◆ **Data lines**
━━━━━━━━━━━━━━━━━━━━━━━━━━━━━━
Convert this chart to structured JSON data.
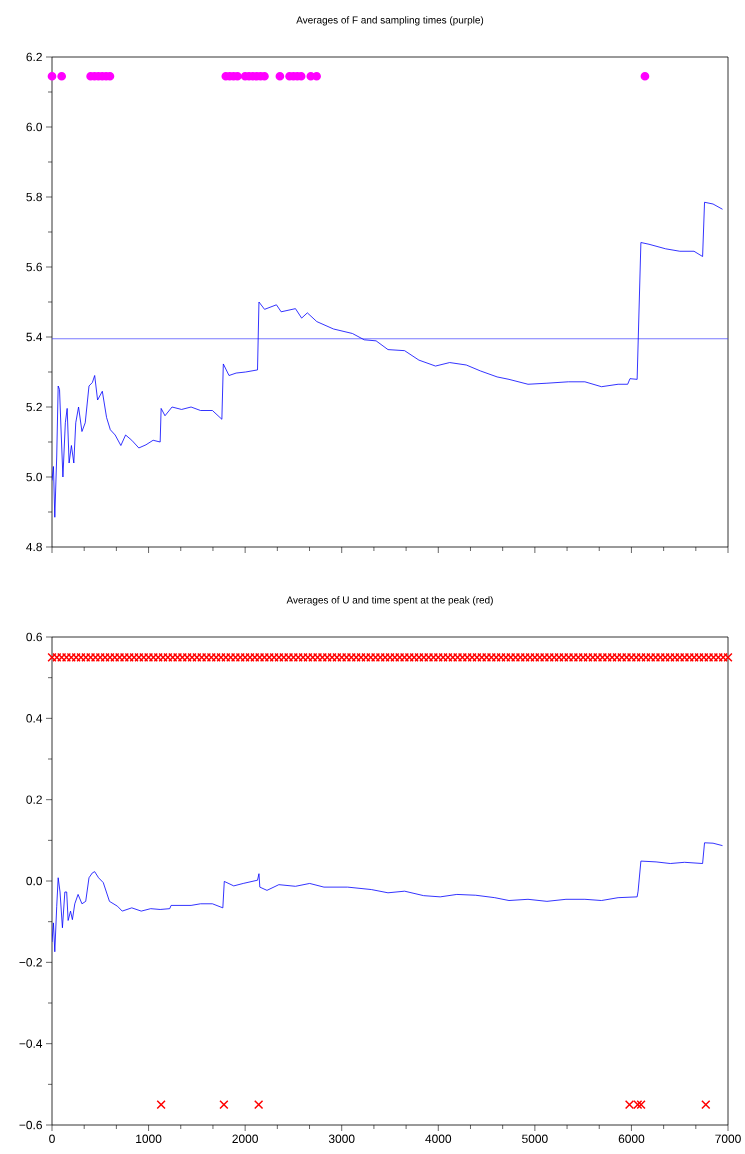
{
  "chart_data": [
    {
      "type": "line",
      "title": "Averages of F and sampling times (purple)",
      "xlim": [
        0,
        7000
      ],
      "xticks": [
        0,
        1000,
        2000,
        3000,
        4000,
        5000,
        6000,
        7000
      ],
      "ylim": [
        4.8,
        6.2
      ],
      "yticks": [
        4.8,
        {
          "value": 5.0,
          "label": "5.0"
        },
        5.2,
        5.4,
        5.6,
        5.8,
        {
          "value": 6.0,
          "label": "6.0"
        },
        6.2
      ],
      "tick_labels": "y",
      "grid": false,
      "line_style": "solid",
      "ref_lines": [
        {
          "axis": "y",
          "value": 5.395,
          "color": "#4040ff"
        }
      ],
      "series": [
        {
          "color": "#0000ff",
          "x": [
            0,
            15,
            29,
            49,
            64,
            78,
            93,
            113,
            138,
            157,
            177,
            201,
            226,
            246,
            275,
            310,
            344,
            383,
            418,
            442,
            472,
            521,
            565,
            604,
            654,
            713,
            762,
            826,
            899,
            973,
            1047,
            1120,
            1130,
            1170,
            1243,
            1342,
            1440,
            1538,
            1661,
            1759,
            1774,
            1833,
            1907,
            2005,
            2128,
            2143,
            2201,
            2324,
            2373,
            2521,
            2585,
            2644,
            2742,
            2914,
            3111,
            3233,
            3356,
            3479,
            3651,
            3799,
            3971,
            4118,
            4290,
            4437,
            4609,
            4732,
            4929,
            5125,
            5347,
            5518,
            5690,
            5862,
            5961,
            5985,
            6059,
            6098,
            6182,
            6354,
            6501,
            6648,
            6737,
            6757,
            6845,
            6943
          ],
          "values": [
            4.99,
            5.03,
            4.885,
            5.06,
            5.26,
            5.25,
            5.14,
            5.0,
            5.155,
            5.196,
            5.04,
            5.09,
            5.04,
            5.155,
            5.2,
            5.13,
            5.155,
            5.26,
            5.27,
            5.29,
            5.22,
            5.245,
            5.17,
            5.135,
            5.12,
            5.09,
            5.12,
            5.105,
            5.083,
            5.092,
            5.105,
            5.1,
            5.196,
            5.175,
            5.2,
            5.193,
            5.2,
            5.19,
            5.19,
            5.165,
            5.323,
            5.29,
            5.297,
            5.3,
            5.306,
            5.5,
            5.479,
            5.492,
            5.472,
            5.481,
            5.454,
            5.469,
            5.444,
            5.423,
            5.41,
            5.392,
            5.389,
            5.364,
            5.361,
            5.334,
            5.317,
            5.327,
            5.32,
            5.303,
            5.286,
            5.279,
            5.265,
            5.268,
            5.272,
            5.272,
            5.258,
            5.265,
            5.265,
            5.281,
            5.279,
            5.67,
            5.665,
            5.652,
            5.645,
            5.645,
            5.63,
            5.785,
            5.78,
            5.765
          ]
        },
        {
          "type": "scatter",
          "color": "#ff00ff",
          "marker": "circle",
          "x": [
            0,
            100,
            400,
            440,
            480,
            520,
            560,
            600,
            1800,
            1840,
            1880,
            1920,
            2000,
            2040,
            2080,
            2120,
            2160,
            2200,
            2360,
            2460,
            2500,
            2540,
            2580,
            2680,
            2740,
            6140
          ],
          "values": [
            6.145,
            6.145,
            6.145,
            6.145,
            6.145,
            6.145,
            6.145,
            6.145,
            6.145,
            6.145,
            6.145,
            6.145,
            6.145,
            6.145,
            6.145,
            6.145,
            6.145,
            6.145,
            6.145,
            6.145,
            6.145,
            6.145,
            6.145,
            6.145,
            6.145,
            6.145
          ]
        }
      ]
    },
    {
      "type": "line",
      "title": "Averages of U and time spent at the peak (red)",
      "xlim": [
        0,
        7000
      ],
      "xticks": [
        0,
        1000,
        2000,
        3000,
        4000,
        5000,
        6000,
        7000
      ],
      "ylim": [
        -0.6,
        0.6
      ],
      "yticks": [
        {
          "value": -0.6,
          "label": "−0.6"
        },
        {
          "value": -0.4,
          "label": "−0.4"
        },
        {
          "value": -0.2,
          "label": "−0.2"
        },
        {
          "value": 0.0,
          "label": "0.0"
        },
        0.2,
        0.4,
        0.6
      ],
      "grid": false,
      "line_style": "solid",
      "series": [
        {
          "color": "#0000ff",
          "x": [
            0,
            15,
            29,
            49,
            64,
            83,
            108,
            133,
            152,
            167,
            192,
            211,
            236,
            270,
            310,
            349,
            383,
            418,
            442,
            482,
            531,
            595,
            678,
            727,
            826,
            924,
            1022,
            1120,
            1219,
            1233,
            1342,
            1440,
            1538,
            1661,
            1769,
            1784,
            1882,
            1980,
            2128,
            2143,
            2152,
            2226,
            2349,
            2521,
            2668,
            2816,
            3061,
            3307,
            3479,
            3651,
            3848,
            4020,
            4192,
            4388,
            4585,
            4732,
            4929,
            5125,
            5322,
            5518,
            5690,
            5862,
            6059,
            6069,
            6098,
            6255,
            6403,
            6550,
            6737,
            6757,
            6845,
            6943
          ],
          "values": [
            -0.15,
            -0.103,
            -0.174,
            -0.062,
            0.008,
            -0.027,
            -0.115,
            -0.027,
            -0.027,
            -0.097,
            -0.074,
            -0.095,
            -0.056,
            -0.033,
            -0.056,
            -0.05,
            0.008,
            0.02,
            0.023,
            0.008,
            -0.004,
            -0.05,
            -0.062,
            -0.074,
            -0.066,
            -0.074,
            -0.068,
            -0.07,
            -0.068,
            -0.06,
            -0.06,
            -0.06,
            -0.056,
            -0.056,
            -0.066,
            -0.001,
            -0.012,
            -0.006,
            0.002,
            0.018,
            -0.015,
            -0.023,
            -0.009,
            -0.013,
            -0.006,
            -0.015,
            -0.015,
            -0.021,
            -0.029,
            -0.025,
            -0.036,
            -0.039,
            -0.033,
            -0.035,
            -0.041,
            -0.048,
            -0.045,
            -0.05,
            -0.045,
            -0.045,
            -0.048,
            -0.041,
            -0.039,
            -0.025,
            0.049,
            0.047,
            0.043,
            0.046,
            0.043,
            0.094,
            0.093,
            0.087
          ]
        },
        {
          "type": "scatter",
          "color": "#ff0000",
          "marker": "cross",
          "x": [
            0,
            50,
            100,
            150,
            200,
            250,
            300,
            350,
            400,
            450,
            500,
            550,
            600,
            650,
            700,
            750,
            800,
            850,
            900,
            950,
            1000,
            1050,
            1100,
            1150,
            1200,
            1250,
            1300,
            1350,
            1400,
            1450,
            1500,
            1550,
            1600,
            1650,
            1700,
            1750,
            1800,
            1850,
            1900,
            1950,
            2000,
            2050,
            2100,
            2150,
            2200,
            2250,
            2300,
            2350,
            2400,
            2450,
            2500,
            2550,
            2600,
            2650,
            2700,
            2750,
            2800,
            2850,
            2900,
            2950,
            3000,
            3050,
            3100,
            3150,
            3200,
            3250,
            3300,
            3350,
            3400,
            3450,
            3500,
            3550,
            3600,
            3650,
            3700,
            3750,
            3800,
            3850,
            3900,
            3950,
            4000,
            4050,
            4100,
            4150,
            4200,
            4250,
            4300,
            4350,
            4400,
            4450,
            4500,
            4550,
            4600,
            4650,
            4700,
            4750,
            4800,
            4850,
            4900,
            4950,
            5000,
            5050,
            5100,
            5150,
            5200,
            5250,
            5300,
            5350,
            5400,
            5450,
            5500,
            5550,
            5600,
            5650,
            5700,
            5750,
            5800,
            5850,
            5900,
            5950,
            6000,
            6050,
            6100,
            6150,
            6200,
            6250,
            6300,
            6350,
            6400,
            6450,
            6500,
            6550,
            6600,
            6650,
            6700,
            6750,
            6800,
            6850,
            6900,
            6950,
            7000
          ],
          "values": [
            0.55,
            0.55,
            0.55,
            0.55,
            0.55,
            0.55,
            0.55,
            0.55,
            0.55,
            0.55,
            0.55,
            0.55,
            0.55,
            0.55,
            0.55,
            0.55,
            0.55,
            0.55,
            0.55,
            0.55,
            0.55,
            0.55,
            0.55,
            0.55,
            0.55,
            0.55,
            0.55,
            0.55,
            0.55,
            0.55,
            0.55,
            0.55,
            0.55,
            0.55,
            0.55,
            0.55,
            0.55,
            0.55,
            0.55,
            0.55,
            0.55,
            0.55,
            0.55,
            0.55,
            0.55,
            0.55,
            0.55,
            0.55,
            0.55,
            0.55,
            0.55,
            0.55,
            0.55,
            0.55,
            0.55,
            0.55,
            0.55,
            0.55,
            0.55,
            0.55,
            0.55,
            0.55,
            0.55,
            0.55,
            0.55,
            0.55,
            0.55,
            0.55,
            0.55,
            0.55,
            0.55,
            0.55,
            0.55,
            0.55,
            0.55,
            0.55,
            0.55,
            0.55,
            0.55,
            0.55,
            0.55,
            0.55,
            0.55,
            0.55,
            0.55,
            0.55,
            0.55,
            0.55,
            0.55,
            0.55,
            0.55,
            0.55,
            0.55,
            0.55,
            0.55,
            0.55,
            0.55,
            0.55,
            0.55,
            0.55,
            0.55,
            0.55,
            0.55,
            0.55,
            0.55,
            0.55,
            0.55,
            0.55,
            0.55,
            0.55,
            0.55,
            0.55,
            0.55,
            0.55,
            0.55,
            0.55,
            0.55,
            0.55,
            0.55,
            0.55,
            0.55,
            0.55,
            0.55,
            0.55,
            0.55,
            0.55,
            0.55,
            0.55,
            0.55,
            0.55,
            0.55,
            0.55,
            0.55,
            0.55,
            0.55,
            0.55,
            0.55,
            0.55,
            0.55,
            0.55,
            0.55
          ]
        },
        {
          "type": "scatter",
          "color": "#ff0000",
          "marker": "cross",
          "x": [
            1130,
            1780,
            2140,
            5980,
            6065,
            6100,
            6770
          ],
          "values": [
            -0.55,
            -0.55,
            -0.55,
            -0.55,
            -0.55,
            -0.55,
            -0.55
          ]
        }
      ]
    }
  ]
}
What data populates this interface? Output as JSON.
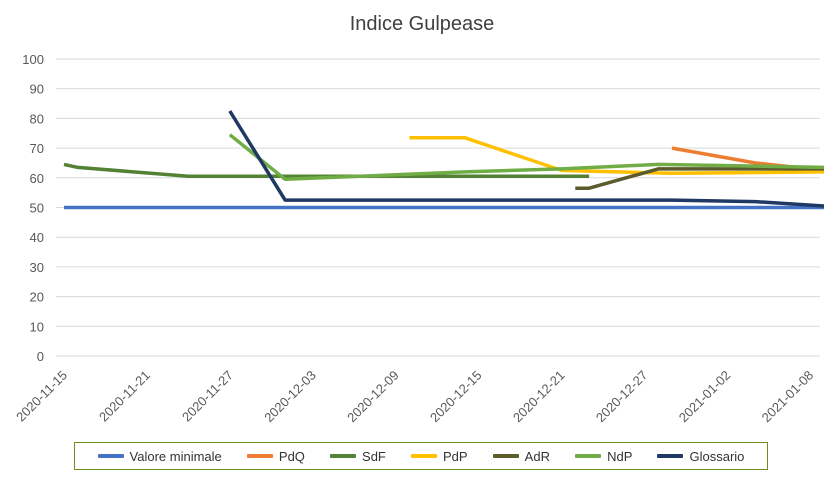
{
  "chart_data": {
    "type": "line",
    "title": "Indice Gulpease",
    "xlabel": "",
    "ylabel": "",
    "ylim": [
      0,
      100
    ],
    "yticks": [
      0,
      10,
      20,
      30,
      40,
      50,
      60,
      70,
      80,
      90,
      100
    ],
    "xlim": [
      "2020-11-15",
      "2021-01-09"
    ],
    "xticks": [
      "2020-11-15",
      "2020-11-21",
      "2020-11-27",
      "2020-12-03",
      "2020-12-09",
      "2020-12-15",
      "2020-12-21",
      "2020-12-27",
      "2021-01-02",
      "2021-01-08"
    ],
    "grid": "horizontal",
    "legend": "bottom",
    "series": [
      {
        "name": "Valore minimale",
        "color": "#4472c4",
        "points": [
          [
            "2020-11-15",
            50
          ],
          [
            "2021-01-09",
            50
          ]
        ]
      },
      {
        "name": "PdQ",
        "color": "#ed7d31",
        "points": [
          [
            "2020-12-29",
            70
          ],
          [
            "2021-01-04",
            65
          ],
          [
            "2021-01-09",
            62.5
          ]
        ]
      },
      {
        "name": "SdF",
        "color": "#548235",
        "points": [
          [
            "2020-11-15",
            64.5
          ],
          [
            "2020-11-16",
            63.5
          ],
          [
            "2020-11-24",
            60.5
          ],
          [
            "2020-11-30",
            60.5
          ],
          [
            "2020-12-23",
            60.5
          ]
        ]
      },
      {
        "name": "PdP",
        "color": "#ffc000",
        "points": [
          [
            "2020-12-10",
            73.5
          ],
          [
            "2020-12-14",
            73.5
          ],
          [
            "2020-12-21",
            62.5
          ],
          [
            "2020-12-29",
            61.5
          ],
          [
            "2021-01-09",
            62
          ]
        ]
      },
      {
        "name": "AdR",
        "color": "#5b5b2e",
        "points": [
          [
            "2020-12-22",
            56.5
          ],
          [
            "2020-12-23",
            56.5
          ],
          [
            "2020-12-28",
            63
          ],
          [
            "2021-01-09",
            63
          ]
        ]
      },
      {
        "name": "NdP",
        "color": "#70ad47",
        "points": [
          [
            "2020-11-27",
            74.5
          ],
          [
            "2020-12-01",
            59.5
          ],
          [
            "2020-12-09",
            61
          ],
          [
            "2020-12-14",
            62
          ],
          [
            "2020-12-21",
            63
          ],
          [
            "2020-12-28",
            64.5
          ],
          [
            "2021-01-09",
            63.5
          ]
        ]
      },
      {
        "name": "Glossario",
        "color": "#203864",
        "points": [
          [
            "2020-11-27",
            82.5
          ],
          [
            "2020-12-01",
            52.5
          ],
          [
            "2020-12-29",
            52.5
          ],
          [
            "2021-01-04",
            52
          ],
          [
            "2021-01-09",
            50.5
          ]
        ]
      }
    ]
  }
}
━━━━━━━━━━━━━━━━━━━━━━━━━━━━━━
◆ **What the task asks**
Report every line in the data above in which the word "title" appears.

◆ **Full solution**
      "title": "Averages of F and sampling times (purple)",
      "title": "Averages of U and time spent at the peak (red)",
    "title": "Indice Gulpease",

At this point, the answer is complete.